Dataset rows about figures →
= = = =
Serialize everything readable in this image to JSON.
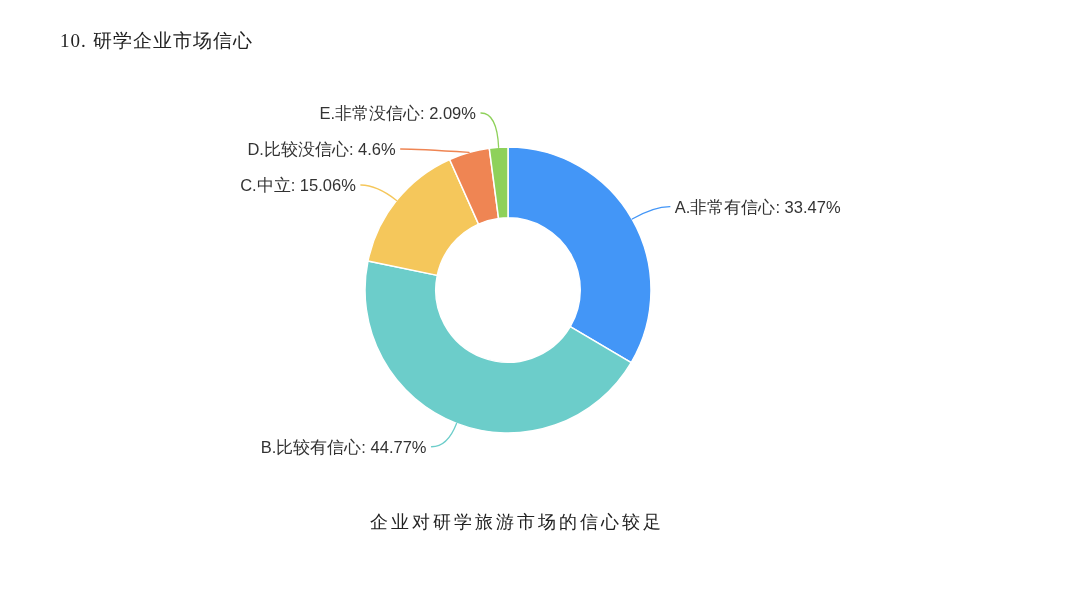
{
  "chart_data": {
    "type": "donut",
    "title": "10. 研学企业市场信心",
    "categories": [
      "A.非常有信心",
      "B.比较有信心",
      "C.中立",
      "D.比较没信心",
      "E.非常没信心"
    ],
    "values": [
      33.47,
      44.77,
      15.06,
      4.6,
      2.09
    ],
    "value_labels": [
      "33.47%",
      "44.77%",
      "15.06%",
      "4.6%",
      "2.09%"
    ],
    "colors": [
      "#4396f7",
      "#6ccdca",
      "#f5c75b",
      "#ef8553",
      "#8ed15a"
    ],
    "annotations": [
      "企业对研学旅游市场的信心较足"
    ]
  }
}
= = = =
Exercise prompt →
Give the material again exactly as it is, but keep the pictures out.

Response to this exercise →
Serialize everything readable in this image to JSON.
{
  "chart_data": {
    "type": "donut",
    "title": "10. 研学企业市场信心",
    "categories": [
      "A.非常有信心",
      "B.比较有信心",
      "C.中立",
      "D.比较没信心",
      "E.非常没信心"
    ],
    "values": [
      33.47,
      44.77,
      15.06,
      4.6,
      2.09
    ],
    "value_labels": [
      "33.47%",
      "44.77%",
      "15.06%",
      "4.6%",
      "2.09%"
    ],
    "colors": [
      "#4396f7",
      "#6ccdca",
      "#f5c75b",
      "#ef8553",
      "#8ed15a"
    ],
    "annotations": [
      "企业对研学旅游市场的信心较足"
    ]
  }
}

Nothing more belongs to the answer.